**Direction:**
Copy each line of the data below with the word "Roadshow".

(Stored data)
** start **

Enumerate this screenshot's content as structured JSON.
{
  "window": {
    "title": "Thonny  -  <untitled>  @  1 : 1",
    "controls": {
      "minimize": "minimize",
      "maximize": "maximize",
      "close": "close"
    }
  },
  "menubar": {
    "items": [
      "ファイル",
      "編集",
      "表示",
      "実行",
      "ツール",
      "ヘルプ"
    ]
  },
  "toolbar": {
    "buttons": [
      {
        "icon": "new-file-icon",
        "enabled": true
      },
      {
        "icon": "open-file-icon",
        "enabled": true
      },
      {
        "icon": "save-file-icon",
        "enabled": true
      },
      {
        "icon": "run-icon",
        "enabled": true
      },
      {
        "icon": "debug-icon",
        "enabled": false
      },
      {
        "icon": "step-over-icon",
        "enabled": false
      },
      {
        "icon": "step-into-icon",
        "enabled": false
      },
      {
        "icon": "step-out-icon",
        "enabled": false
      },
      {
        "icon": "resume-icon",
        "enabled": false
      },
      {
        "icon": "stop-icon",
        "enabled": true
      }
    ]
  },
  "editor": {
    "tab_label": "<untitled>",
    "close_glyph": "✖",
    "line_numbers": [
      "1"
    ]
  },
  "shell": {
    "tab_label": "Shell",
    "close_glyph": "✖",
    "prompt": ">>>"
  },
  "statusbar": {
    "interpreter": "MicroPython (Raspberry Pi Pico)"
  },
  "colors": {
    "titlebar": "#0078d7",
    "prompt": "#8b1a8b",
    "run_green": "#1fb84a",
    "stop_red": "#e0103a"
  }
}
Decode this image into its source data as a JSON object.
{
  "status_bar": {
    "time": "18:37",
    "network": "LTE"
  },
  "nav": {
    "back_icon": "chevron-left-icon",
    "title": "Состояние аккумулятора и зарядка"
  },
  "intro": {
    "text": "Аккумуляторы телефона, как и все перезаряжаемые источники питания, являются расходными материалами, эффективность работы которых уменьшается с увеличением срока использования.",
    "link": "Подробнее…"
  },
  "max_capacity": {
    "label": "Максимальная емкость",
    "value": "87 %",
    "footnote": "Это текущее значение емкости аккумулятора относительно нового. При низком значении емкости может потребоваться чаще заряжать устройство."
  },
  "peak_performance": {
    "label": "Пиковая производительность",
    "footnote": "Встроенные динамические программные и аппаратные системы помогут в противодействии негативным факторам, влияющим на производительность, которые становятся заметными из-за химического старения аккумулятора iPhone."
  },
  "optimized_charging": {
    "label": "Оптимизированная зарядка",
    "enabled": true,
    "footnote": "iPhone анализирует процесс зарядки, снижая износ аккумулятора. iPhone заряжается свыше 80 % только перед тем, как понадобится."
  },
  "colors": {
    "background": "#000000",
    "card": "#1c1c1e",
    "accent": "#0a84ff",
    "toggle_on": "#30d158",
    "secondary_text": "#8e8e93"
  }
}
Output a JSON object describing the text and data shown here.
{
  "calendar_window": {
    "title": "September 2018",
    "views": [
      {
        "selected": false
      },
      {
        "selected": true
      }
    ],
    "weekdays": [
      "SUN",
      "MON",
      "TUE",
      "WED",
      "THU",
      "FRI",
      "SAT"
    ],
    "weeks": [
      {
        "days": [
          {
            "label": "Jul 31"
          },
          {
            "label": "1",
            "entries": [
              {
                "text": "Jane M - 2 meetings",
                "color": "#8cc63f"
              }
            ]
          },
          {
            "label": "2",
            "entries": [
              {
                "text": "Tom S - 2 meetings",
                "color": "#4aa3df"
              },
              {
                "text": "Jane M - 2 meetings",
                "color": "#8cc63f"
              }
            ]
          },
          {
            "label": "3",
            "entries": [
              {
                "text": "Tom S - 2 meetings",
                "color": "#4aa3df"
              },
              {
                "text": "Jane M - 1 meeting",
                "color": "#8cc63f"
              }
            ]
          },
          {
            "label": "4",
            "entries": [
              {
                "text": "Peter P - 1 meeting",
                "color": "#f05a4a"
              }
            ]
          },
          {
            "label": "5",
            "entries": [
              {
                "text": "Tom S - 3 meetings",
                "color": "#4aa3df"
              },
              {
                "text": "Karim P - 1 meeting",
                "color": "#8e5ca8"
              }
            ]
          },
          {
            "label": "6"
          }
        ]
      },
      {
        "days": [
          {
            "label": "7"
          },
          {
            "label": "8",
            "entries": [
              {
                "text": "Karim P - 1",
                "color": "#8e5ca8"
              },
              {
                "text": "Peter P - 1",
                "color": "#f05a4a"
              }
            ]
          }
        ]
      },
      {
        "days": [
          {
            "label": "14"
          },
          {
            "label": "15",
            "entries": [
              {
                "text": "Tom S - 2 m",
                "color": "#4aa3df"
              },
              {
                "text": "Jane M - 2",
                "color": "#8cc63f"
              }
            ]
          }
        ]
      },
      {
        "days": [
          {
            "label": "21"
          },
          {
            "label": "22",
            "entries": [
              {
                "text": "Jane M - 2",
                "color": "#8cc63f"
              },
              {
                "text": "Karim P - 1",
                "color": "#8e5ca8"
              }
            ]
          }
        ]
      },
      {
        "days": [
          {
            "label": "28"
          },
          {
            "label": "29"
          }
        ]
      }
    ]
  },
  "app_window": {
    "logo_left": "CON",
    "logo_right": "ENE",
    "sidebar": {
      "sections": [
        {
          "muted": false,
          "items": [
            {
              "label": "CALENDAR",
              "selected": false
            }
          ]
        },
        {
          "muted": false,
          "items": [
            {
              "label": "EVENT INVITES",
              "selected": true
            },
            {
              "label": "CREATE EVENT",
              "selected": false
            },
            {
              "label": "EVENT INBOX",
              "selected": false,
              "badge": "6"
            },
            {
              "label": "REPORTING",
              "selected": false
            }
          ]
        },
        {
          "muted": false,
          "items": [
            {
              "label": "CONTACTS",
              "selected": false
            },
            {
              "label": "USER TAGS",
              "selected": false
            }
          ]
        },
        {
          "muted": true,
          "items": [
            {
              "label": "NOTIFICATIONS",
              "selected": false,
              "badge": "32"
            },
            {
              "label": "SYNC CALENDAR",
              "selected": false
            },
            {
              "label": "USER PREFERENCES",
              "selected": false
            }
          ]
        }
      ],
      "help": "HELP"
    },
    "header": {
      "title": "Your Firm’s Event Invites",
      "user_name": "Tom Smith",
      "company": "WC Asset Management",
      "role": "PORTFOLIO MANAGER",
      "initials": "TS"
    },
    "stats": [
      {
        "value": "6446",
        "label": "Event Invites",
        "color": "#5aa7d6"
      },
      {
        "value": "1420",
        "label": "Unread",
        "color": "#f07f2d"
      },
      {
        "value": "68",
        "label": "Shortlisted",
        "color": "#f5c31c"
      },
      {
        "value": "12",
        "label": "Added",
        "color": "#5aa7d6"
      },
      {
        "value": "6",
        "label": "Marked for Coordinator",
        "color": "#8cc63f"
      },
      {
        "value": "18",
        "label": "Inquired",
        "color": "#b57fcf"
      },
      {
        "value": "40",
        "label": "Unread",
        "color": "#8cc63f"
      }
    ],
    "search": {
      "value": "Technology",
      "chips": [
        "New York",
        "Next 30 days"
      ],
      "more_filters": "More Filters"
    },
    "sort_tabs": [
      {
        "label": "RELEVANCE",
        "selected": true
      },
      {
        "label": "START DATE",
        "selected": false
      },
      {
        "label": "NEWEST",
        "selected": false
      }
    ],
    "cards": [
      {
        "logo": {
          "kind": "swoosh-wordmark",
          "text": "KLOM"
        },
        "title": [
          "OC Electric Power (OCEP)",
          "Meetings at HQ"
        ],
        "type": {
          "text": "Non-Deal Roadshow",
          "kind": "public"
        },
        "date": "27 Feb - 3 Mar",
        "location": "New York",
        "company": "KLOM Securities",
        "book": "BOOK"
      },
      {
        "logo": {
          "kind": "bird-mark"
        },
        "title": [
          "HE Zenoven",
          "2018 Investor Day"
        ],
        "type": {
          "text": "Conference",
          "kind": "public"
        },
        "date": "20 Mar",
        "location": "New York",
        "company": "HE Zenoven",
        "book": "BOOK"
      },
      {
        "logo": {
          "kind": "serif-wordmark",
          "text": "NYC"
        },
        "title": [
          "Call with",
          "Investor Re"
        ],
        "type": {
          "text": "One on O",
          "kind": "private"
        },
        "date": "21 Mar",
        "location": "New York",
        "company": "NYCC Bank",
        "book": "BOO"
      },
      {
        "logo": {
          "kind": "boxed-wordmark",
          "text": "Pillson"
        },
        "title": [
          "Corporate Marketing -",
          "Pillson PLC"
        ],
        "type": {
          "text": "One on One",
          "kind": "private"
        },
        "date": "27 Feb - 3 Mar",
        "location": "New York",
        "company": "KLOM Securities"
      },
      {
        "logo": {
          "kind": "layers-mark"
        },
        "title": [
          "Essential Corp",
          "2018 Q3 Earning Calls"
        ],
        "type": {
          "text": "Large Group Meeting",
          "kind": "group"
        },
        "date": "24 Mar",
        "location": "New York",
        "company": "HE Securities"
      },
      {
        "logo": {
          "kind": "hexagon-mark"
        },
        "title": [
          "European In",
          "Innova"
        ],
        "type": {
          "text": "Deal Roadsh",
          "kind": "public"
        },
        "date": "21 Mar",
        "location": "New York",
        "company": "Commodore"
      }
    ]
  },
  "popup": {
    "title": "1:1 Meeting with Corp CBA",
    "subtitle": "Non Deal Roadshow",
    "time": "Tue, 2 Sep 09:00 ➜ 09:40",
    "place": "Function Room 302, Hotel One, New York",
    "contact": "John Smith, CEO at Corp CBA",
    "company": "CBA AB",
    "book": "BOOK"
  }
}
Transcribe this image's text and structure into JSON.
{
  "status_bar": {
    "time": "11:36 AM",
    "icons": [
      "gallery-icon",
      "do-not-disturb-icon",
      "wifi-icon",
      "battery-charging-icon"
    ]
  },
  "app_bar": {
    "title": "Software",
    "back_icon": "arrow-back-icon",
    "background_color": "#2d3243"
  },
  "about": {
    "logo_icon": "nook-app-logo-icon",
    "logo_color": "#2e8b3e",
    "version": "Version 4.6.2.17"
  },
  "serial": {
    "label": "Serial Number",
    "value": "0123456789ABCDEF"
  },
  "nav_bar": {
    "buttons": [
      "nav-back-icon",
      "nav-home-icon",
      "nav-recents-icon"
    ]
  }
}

** end **

**Answer to this exercise:**
          "text": "Non-Deal Roadshow",
    "subtitle": "Non Deal Roadshow",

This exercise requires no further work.